╭─ RECORDS SUPPLIED

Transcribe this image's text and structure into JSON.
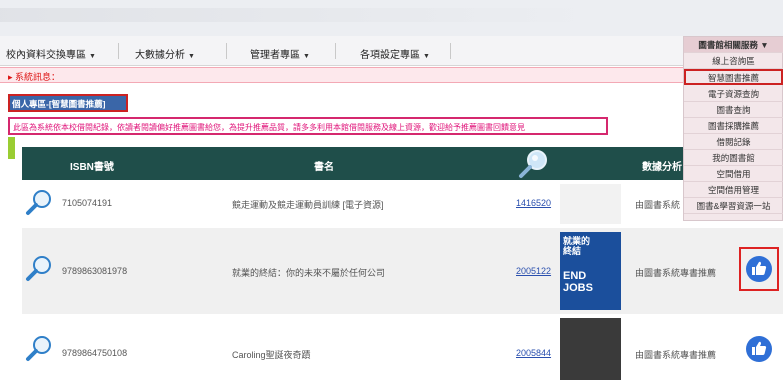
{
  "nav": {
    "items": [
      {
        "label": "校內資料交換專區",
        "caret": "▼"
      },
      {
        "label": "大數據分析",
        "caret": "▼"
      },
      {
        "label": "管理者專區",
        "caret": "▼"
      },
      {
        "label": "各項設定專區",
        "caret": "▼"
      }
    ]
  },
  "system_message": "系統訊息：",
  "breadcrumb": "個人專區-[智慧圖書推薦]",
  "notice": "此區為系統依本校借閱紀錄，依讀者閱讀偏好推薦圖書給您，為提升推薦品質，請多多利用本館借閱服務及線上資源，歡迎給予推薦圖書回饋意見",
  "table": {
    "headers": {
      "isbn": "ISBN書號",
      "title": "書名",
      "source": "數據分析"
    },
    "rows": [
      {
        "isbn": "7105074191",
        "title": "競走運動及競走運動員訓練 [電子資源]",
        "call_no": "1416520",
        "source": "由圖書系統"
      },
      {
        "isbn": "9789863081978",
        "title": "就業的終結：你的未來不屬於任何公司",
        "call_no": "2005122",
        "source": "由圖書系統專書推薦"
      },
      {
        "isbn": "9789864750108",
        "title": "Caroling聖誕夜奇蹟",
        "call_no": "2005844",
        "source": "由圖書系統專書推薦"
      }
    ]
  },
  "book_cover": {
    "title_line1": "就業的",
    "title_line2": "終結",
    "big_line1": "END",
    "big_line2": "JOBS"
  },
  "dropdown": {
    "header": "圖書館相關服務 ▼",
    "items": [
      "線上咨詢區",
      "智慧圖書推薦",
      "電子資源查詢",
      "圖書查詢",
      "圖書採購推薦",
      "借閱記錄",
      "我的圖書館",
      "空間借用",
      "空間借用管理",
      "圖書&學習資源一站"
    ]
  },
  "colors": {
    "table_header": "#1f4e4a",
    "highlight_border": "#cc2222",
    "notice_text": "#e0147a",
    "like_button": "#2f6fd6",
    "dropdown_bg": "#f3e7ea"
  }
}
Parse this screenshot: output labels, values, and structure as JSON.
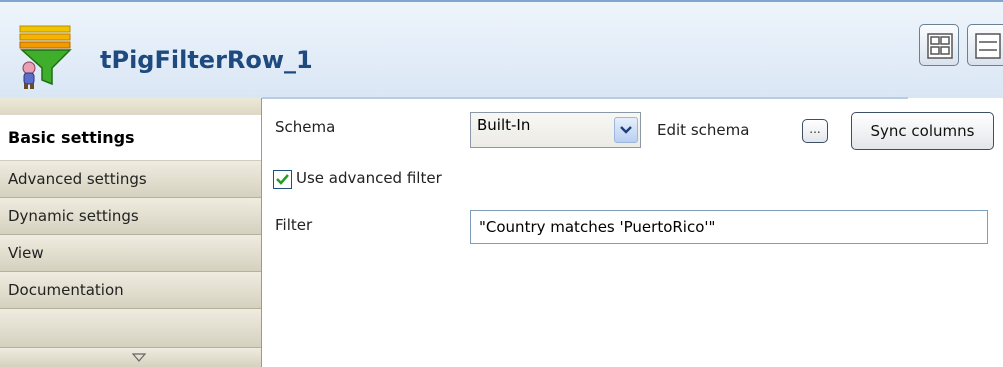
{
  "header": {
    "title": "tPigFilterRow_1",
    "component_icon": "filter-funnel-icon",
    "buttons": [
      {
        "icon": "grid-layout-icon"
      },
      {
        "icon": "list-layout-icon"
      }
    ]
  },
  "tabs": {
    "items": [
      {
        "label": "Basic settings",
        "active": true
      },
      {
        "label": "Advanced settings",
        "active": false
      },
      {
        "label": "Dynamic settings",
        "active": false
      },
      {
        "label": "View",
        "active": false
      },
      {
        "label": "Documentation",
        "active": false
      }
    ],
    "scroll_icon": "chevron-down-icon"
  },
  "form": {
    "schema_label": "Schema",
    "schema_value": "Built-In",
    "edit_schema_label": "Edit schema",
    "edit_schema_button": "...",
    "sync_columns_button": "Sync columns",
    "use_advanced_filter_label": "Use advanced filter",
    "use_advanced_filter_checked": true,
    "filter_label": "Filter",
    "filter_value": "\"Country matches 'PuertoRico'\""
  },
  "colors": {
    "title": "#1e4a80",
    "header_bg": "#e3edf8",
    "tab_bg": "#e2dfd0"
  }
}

╰─

*DESCRIPTION OF THE TASK*
Within the records above, how many lines include the word "this"? State the number by itself.

*TASK ANSWER*
2